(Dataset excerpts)
— Begin —

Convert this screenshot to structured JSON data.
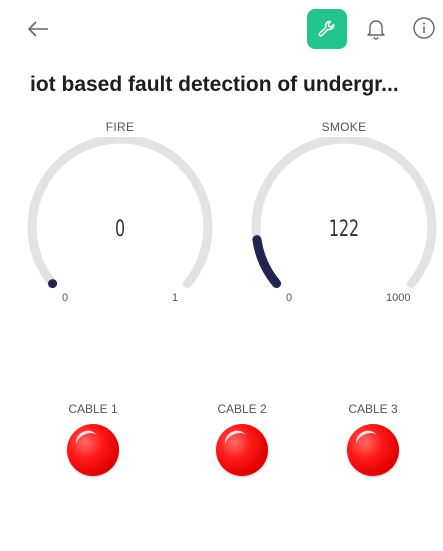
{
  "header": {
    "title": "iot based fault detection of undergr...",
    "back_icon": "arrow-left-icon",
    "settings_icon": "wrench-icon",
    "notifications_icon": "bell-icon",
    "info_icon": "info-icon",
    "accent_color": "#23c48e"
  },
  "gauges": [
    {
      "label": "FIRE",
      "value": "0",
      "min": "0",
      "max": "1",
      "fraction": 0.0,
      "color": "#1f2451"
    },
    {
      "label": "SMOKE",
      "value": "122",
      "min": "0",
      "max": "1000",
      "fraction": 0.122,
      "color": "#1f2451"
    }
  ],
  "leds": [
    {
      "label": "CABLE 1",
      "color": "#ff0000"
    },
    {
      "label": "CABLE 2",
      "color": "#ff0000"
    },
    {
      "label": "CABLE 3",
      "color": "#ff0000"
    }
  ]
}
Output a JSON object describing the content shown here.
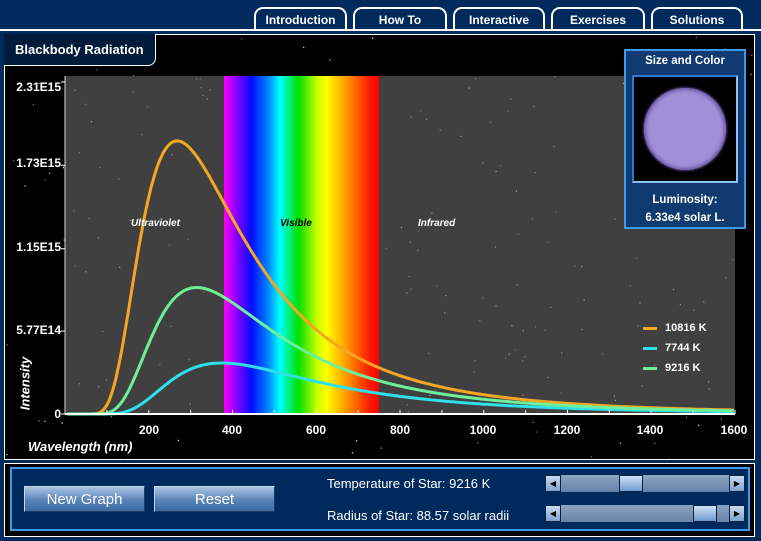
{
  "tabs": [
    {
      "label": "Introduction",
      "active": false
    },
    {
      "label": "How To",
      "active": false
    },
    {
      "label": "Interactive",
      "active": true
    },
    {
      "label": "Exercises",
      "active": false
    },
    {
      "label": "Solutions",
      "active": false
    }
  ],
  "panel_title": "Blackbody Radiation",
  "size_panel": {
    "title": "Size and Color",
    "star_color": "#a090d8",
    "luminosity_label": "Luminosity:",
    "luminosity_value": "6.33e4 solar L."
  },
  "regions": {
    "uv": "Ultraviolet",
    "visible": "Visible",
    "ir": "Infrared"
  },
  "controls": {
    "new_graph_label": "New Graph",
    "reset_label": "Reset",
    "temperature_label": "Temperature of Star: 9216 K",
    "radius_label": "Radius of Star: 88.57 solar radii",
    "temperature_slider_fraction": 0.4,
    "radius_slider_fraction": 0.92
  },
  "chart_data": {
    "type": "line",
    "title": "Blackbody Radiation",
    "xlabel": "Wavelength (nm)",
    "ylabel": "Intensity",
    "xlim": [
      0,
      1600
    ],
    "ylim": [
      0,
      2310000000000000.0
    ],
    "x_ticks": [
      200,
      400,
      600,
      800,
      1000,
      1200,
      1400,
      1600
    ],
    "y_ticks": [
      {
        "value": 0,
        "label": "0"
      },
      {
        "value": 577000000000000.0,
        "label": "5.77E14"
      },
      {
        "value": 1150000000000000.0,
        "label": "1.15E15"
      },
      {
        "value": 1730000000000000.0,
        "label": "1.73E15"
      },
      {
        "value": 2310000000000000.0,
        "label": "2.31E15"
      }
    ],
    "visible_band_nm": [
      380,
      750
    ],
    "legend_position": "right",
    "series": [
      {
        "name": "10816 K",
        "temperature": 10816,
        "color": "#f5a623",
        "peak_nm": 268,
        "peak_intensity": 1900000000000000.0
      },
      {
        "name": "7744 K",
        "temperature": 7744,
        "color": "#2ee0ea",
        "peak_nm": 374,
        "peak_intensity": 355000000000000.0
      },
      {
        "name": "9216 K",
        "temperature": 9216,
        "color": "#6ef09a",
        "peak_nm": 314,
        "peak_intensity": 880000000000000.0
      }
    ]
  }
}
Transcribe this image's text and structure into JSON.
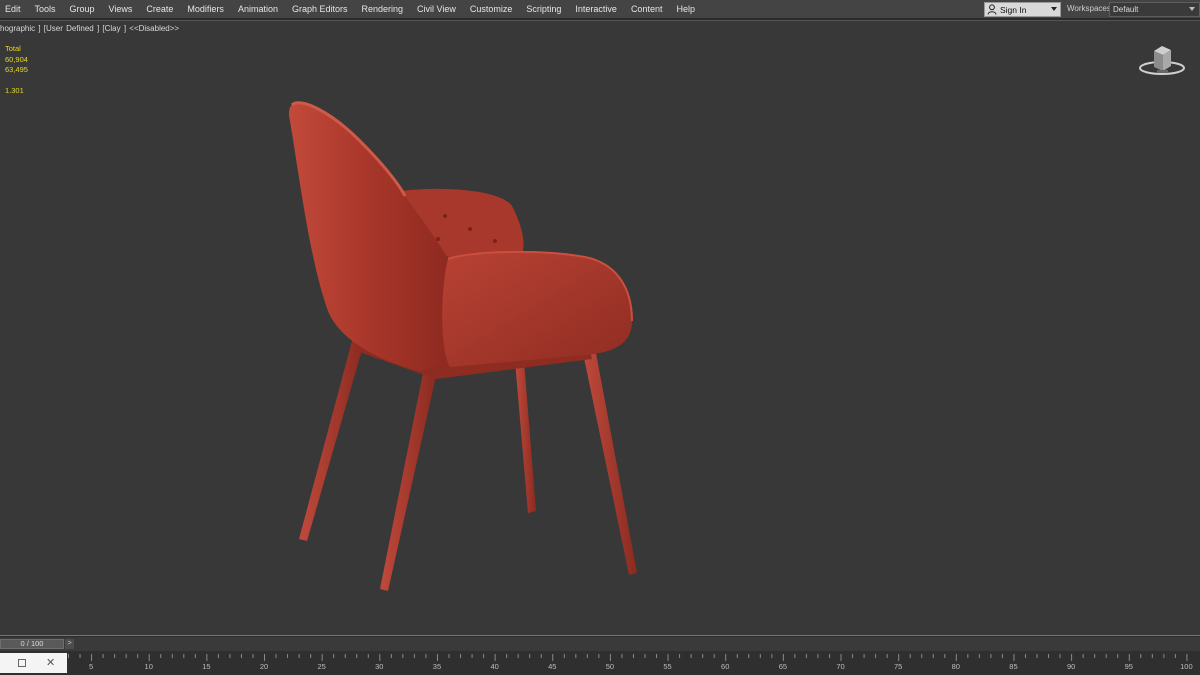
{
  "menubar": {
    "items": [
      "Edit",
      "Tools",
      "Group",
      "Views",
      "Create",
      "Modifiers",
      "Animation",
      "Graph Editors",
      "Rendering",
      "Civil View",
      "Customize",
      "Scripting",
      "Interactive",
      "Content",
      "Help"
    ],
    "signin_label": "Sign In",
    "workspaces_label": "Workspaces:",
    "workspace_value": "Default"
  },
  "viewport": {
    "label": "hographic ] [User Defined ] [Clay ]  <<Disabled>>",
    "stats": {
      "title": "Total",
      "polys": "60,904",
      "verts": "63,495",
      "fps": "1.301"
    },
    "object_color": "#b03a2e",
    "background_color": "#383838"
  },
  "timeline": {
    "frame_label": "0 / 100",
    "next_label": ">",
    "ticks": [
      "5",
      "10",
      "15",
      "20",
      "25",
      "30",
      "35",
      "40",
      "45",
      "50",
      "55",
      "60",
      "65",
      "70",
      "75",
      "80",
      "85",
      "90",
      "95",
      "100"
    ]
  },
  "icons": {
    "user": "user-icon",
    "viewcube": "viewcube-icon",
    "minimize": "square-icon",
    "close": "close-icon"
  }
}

— End —
— Begin —

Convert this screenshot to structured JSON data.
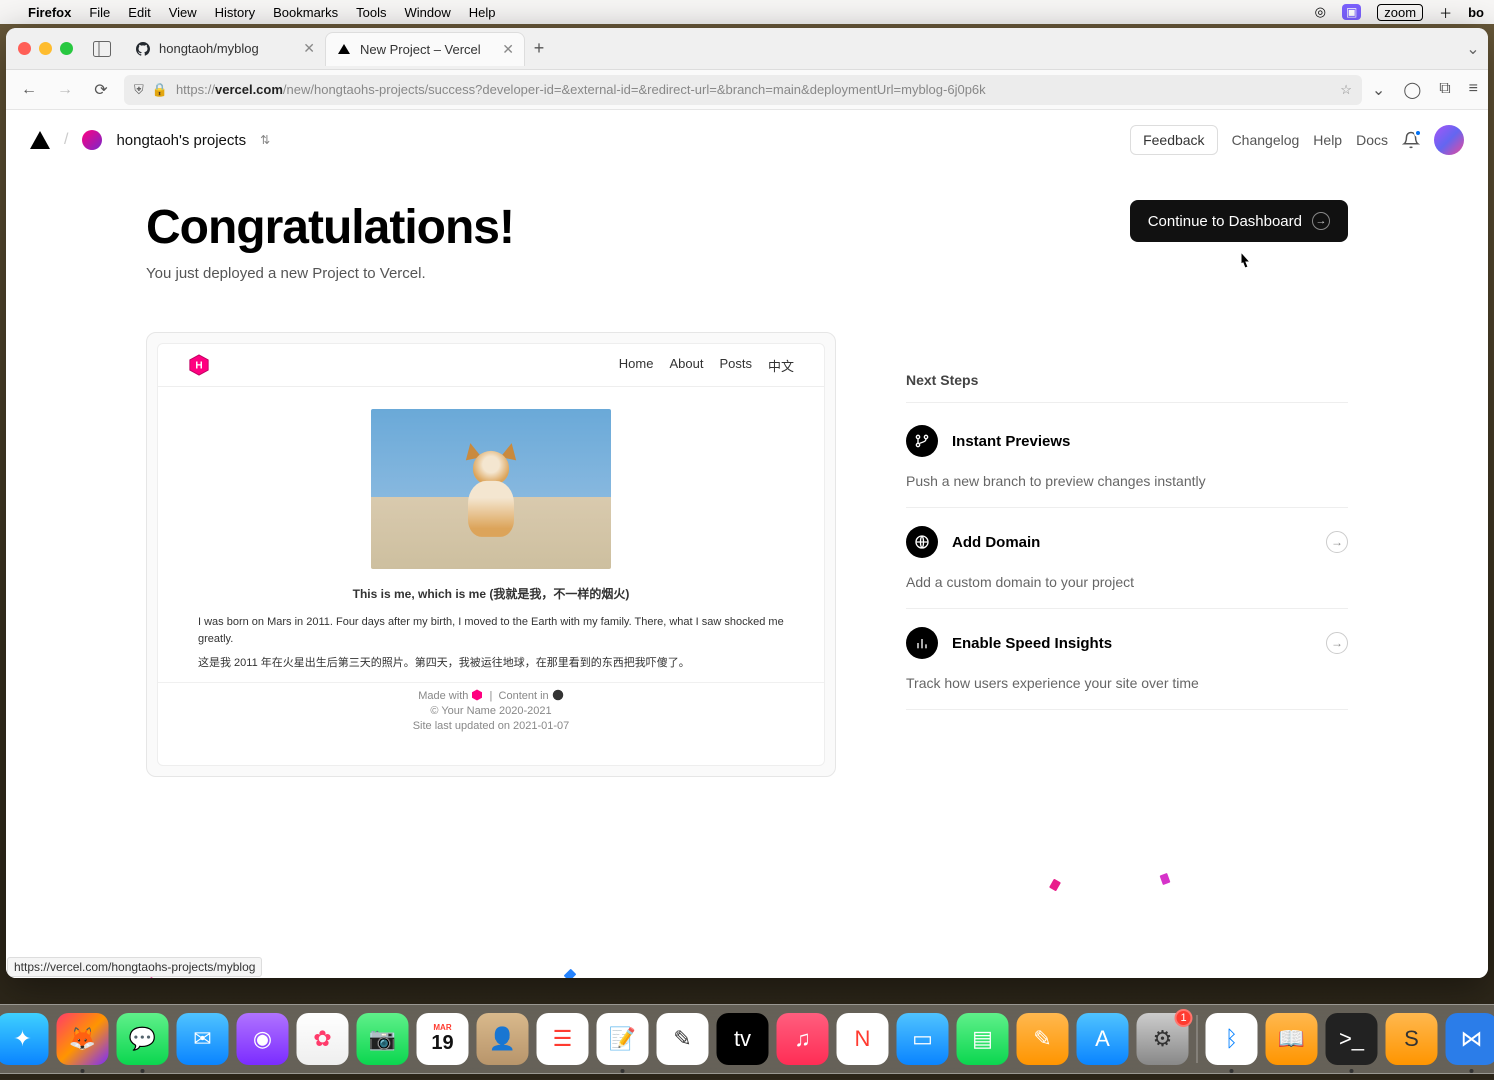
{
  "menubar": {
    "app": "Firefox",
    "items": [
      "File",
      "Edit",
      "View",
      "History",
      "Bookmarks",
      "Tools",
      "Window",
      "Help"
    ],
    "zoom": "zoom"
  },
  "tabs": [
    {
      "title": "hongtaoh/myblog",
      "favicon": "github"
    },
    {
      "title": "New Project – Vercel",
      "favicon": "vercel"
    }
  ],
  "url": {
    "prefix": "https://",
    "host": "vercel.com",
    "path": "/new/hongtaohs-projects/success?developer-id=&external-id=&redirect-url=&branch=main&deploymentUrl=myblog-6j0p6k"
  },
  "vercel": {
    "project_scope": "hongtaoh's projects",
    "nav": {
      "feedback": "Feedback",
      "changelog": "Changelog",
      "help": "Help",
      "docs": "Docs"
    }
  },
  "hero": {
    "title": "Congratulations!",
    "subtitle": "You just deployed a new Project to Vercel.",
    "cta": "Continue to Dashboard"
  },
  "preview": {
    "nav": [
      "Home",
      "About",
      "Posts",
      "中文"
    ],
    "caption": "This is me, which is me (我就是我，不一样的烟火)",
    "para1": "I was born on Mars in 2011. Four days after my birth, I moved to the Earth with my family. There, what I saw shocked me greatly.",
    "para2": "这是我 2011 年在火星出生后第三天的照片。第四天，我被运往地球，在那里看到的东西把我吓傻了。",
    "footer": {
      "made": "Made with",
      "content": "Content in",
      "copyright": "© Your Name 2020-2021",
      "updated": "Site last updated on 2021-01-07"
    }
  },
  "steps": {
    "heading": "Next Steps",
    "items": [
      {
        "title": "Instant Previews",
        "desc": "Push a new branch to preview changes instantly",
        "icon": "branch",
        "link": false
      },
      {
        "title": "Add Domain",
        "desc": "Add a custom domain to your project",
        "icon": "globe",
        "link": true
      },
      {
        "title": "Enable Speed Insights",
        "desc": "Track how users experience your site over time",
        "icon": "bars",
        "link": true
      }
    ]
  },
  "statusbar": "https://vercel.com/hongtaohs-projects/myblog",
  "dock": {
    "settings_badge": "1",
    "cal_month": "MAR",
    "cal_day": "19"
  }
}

— End —
— Begin —

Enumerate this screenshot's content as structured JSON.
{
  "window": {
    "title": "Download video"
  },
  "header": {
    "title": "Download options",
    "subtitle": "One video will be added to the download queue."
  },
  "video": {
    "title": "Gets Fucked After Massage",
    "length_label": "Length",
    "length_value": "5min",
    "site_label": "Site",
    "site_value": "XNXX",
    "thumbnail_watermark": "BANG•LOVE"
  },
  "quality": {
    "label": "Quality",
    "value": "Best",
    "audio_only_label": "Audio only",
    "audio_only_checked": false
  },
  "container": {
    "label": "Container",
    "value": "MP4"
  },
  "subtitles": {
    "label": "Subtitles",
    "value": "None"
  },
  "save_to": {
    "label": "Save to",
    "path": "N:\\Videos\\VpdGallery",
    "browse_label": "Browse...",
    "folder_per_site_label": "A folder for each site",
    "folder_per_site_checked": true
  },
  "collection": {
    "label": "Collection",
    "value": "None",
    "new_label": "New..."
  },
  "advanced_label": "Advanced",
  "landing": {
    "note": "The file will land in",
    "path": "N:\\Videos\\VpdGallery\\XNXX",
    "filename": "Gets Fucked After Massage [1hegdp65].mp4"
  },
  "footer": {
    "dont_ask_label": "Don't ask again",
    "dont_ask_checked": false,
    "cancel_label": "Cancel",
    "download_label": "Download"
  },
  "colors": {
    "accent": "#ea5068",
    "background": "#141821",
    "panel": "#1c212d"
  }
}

— End —

--- To be done ---
Scan the material above for the word "hongtaohs". Copy each line where it occurs.

--- Exercise solution ---
    "path": "/new/hongtaohs-projects/success?developer-id=&external-id=&redirect-url=&branch=main&deploymentUrl=myblog-6j0p6k"
  "statusbar": "https://vercel.com/hongtaohs-projects/myblog",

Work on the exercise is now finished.